_THE TASK:_ Repeat exactly the lines from the line containing "Transcribe the text in this document." to the last line of the listing, including both.

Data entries
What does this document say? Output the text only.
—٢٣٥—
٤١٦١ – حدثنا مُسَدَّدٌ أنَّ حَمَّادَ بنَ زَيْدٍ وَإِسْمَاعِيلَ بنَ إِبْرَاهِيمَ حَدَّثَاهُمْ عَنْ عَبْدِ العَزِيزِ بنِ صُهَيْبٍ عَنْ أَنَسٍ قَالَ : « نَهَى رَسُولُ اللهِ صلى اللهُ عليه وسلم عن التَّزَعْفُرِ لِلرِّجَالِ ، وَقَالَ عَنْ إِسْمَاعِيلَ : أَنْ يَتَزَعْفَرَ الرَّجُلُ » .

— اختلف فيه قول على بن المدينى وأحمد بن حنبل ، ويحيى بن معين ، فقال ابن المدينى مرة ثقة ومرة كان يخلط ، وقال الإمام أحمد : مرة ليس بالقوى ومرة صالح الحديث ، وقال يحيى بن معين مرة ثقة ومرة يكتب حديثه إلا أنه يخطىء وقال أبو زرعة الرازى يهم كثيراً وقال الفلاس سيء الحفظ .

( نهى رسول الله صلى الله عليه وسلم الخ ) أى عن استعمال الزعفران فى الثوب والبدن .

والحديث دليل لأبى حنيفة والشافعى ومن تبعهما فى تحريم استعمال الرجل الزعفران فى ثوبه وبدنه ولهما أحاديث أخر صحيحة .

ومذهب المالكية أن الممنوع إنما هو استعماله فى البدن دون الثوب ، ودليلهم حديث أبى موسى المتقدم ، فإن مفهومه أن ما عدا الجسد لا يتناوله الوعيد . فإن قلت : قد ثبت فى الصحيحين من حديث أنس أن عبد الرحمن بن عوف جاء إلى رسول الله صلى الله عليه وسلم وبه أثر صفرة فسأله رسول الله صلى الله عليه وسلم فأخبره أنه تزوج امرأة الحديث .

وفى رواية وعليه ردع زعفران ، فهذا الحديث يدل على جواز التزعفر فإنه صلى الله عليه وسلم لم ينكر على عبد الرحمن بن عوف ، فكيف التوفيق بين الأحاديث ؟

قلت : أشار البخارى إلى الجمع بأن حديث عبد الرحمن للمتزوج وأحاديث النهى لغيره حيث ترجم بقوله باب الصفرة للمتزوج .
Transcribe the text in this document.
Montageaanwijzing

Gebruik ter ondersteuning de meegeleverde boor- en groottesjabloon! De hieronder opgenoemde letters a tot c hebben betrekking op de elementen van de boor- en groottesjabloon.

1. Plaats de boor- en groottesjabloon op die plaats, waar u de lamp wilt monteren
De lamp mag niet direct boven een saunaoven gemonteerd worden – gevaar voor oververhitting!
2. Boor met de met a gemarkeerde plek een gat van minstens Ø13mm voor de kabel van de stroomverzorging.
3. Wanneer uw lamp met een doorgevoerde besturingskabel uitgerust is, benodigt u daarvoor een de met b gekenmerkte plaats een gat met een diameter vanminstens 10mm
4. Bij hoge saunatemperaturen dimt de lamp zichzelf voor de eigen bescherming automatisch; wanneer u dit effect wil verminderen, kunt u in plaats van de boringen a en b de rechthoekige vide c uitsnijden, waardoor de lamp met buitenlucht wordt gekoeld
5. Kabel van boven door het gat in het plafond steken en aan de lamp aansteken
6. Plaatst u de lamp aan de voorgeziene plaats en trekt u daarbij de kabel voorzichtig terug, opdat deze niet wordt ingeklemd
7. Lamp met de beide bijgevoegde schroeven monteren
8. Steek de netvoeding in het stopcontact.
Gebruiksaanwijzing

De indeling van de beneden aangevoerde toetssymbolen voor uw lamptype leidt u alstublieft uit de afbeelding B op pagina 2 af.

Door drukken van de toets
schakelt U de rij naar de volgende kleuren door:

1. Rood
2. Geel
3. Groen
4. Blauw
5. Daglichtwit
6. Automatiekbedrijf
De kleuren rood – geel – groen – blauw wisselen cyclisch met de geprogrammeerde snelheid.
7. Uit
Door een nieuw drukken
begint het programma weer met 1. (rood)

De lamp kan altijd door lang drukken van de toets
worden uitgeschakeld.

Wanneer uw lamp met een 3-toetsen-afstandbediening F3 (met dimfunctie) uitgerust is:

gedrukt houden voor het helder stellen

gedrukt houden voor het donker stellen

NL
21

_CORRECT ANSWER:_
Transcribe the text in this document.
Montageaanwijzing

Gebruik ter ondersteuning de meegeleverde boor- en groottesjabloon! De hieronder opgenoemde letters a tot c hebben betrekking op de elementen van de boor- en groottesjabloon.

1. Plaats de boor- en groottesjabloon op die plaats, waar u de lamp wilt monteren
De lamp mag niet direct boven een saunaoven gemonteerd worden – gevaar voor oververhitting!
2. Boor met de met a gemarkeerde plek een gat van minstens Ø13mm voor de kabel van de stroomverzorging.
3. Wanneer uw lamp met een doorgevoerde besturingskabel uitgerust is, benodigt u daarvoor een de met b gekenmerkte plaats een gat met een diameter vanminstens 10mm
4. Bij hoge saunatemperaturen dimt de lamp zichzelf voor de eigen bescherming automatisch; wanneer u dit effect wil verminderen, kunt u in plaats van de boringen a en b de rechthoekige vide c uitsnijden, waardoor de lamp met buitenlucht wordt gekoeld
5. Kabel van boven door het gat in het plafond steken en aan de lamp aansteken
6. Plaatst u de lamp aan de voorgeziene plaats en trekt u daarbij de kabel voorzichtig terug, opdat deze niet wordt ingeklemd
7. Lamp met de beide bijgevoegde schroeven monteren
8. Steek de netvoeding in het stopcontact.
Gebruiksaanwijzing

De indeling van de beneden aangevoerde toetssymbolen voor uw lamptype leidt u alstublieft uit de afbeelding B op pagina 2 af.

Door drukken van de toets
schakelt U de rij naar de volgende kleuren door:

1. Rood
2. Geel
3. Groen
4. Blauw
5. Daglichtwit
6. Automatiekbedrijf
De kleuren rood – geel – groen – blauw wisselen cyclisch met de geprogrammeerde snelheid.
7. Uit
Door een nieuw drukken
begint het programma weer met 1. (rood)

De lamp kan altijd door lang drukken van de toets
worden uitgeschakeld.

Wanneer uw lamp met een 3-toetsen-afstandbediening F3 (met dimfunctie) uitgerust is:

gedrukt houden voor het helder stellen

gedrukt houden voor het donker stellen

NL
21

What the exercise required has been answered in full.